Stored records

'''

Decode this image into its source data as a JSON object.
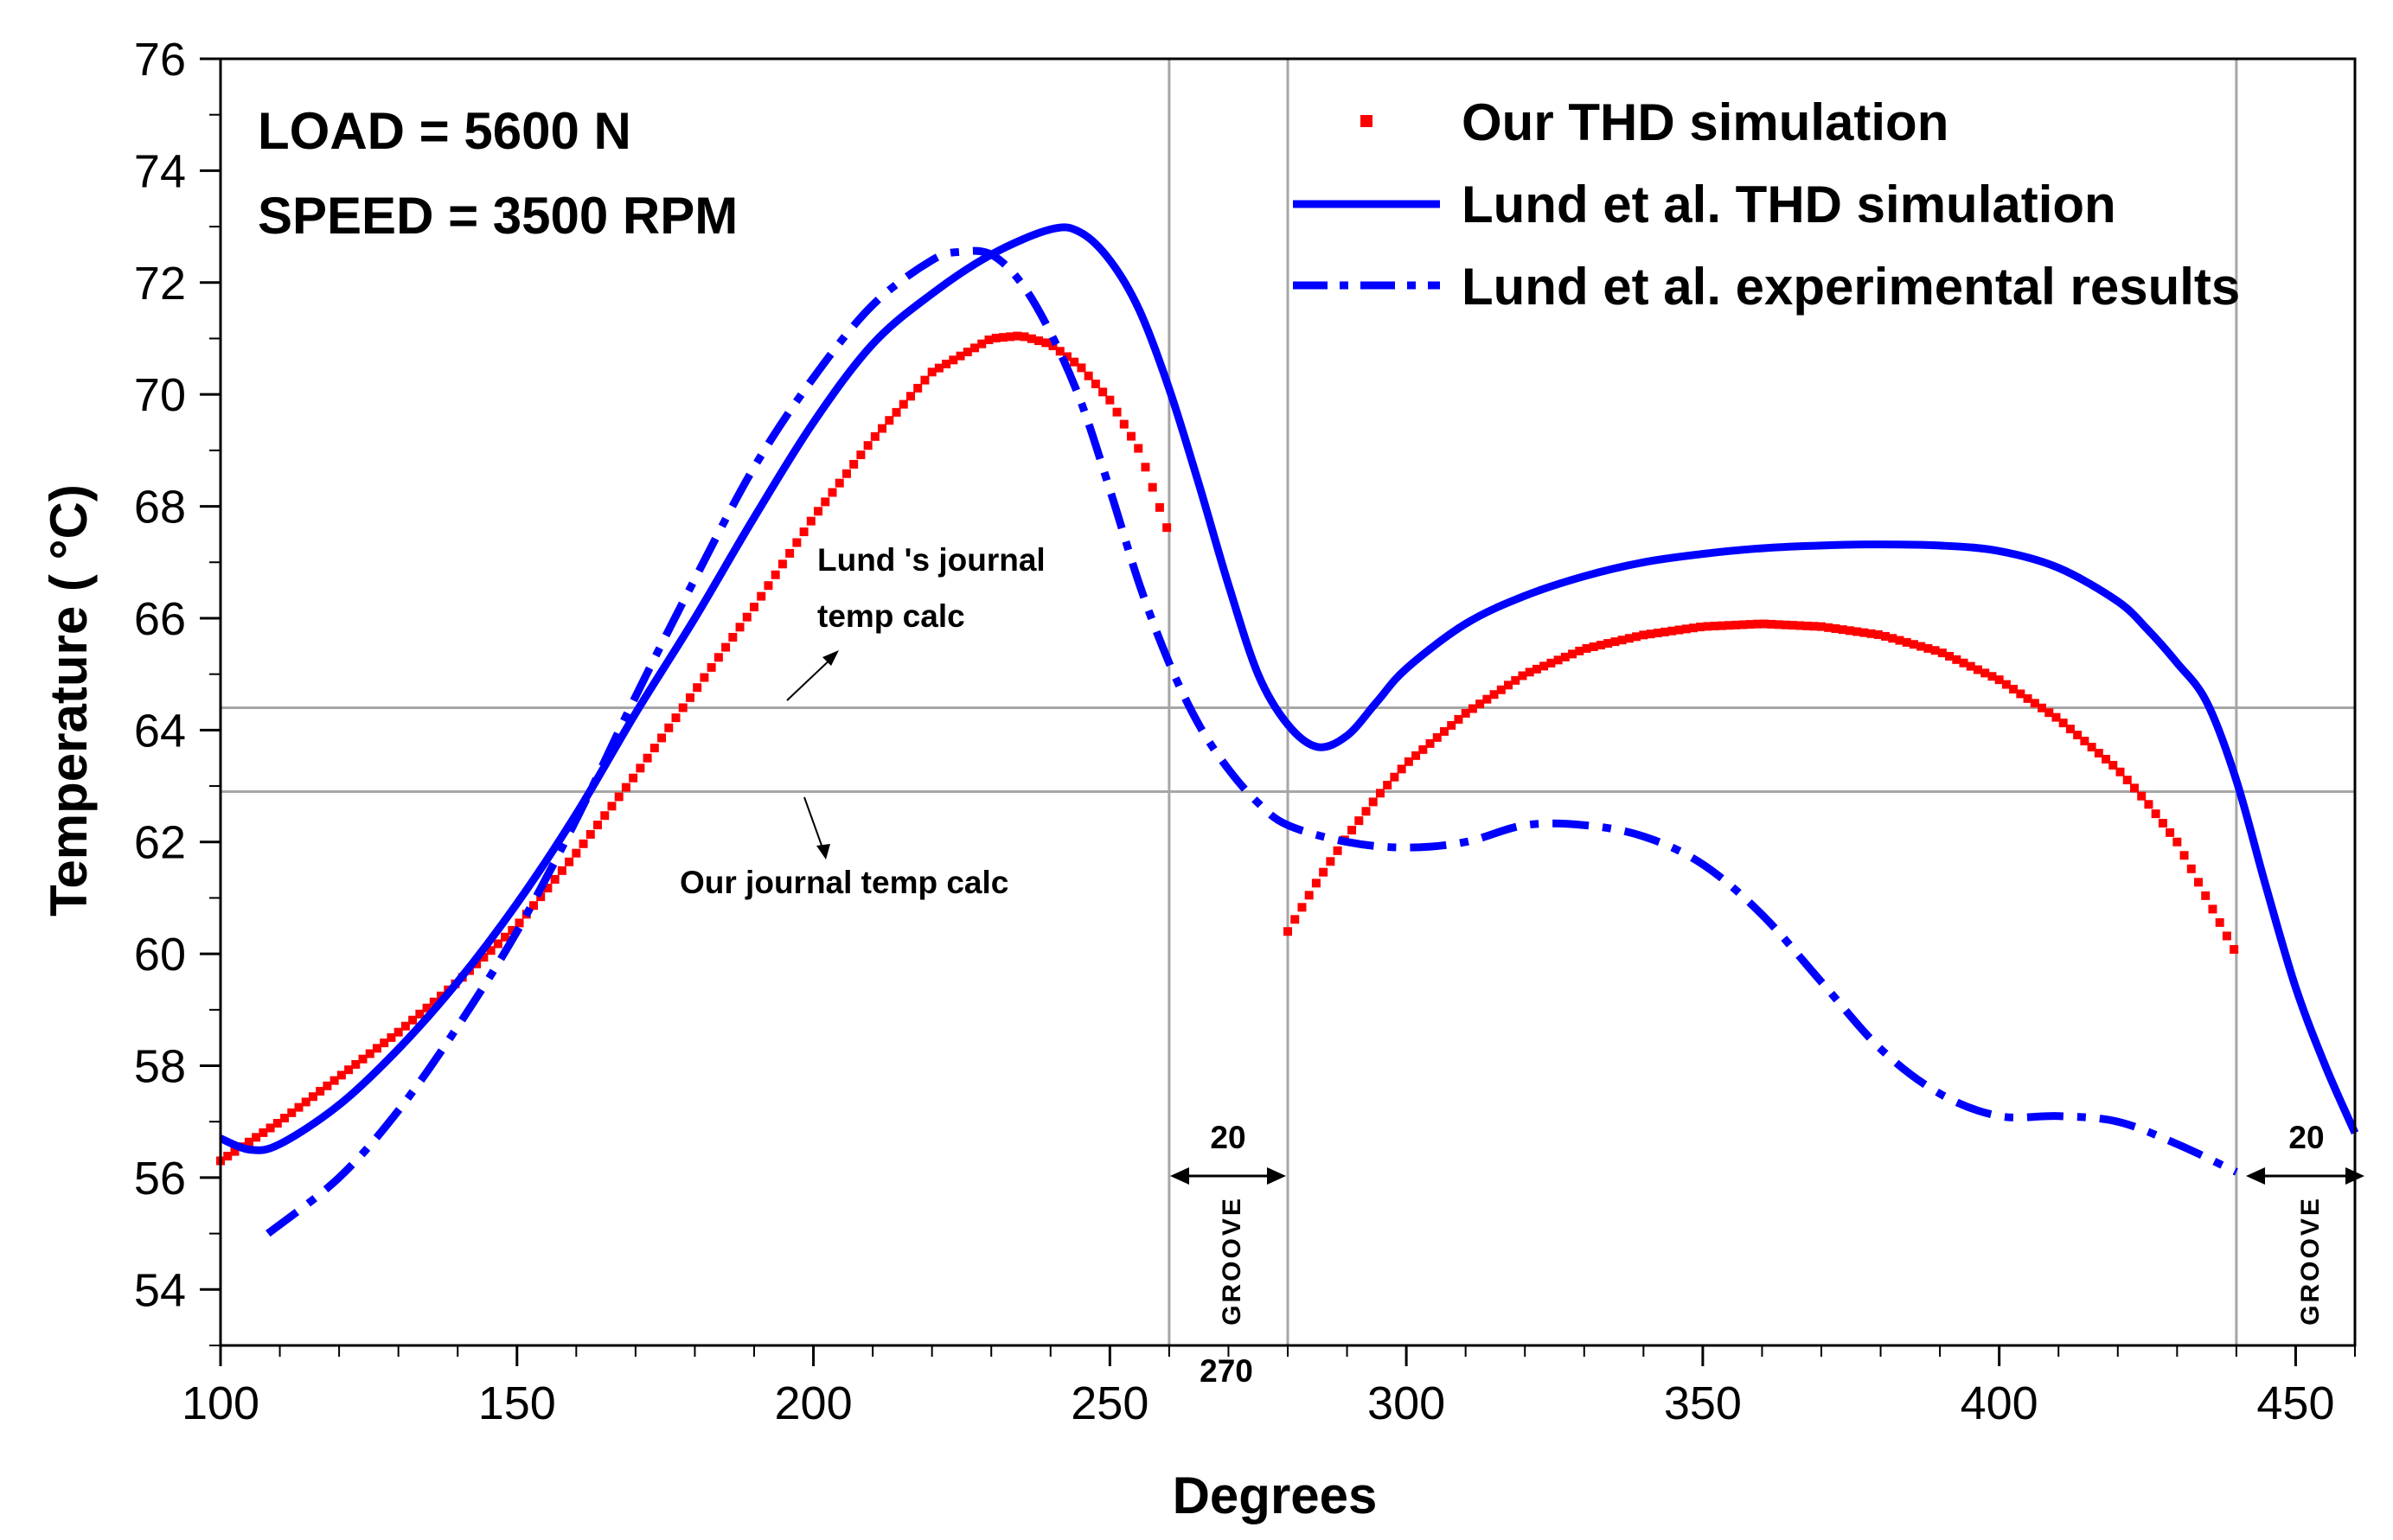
{
  "chart_data": {
    "type": "line",
    "xlabel": "Degrees",
    "ylabel": "Temperature ( °C)",
    "xlim": [
      100,
      460
    ],
    "ylim": [
      53,
      76
    ],
    "x_ticks": [
      100,
      150,
      200,
      250,
      300,
      350,
      400,
      450
    ],
    "y_ticks": [
      54,
      56,
      58,
      60,
      62,
      64,
      66,
      68,
      70,
      72,
      74,
      76
    ],
    "legend_position": "top-right",
    "series": [
      {
        "name": "Our THD simulation",
        "style": "dotted",
        "color": "#ff0000",
        "segments": [
          {
            "x": [
              100,
              110,
              120,
              130,
              140,
              150,
              160,
              170,
              180,
              190,
              200,
              210,
              220,
              230,
              235,
              240,
              245,
              250,
              255,
              260
            ],
            "y": [
              56.3,
              57.0,
              57.8,
              58.6,
              59.5,
              60.5,
              61.8,
              63.2,
              64.7,
              66.2,
              67.8,
              69.2,
              70.4,
              71.0,
              71.05,
              70.9,
              70.5,
              69.9,
              69.0,
              67.5
            ]
          },
          {
            "x": [
              280,
              285,
              290,
              295,
              300,
              310,
              320,
              330,
              340,
              350,
              360,
              370,
              380,
              390,
              400,
              410,
              420,
              425,
              430,
              435,
              440
            ],
            "y": [
              60.4,
              61.3,
              62.1,
              62.8,
              63.4,
              64.3,
              65.0,
              65.45,
              65.7,
              65.85,
              65.9,
              65.85,
              65.7,
              65.4,
              64.9,
              64.2,
              63.3,
              62.7,
              62.0,
              61.0,
              60.0
            ]
          }
        ]
      },
      {
        "name": "Lund et al. THD simulation",
        "style": "solid",
        "color": "#0000ff",
        "segments": [
          {
            "x": [
              100,
              105,
              110,
              120,
              130,
              140,
              150,
              160,
              170,
              180,
              190,
              200,
              210,
              220,
              230,
              240,
              245,
              250,
              255,
              260,
              265,
              270,
              275,
              280,
              285,
              290,
              295,
              300,
              310,
              320,
              330,
              340,
              350,
              360,
              370,
              380,
              390,
              400,
              410,
              420,
              425,
              430,
              435,
              440,
              445,
              450,
              455,
              460
            ],
            "y": [
              56.7,
              56.5,
              56.6,
              57.3,
              58.3,
              59.5,
              60.9,
              62.5,
              64.3,
              66.0,
              67.8,
              69.5,
              70.9,
              71.8,
              72.5,
              72.95,
              72.9,
              72.4,
              71.5,
              70.1,
              68.4,
              66.6,
              65.0,
              64.1,
              63.7,
              63.9,
              64.5,
              65.1,
              65.9,
              66.4,
              66.75,
              67.0,
              67.15,
              67.25,
              67.3,
              67.32,
              67.3,
              67.2,
              66.9,
              66.3,
              65.8,
              65.2,
              64.5,
              63.1,
              61.2,
              59.4,
              58.0,
              56.8
            ]
          }
        ]
      },
      {
        "name": "Lund et al. experimental results",
        "style": "dashdot",
        "color": "#0000ff",
        "segments": [
          {
            "x": [
              108,
              120,
              130,
              140,
              150,
              160,
              170,
              180,
              190,
              200,
              210,
              220,
              225,
              230,
              235,
              240,
              245,
              250,
              255,
              260,
              265,
              270,
              275,
              280,
              290,
              300,
              310,
              320,
              330,
              340,
              350,
              360,
              370,
              380,
              390,
              400,
              410,
              420,
              430,
              440
            ],
            "y": [
              55.0,
              56.0,
              57.2,
              58.7,
              60.4,
              62.4,
              64.6,
              66.7,
              68.7,
              70.3,
              71.6,
              72.4,
              72.55,
              72.5,
              72.0,
              71.1,
              69.9,
              68.3,
              66.6,
              65.2,
              64.1,
              63.3,
              62.7,
              62.3,
              62.0,
              61.9,
              62.0,
              62.3,
              62.3,
              62.1,
              61.6,
              60.7,
              59.5,
              58.3,
              57.5,
              57.1,
              57.1,
              57.0,
              56.6,
              56.1
            ]
          }
        ]
      }
    ],
    "reference_lines": {
      "vertical": [
        260,
        280,
        440
      ],
      "horizontal": [
        64.4,
        62.9
      ]
    },
    "annotations": {
      "load": "LOAD  = 5600 N",
      "speed": "SPEED = 3500 RPM",
      "lund_journal_line1": "Lund 's journal",
      "lund_journal_line2": "temp calc",
      "our_journal": "Our journal temp calc",
      "groove_width_1": "20",
      "groove_width_2": "20",
      "groove_label_1": "GROOVE",
      "groove_label_2": "GROOVE",
      "extra_tick": "270"
    }
  }
}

'''

What you have to do
Give the count of lines in the data shown above that contain "simulation", and nothing else.

Response to this task
2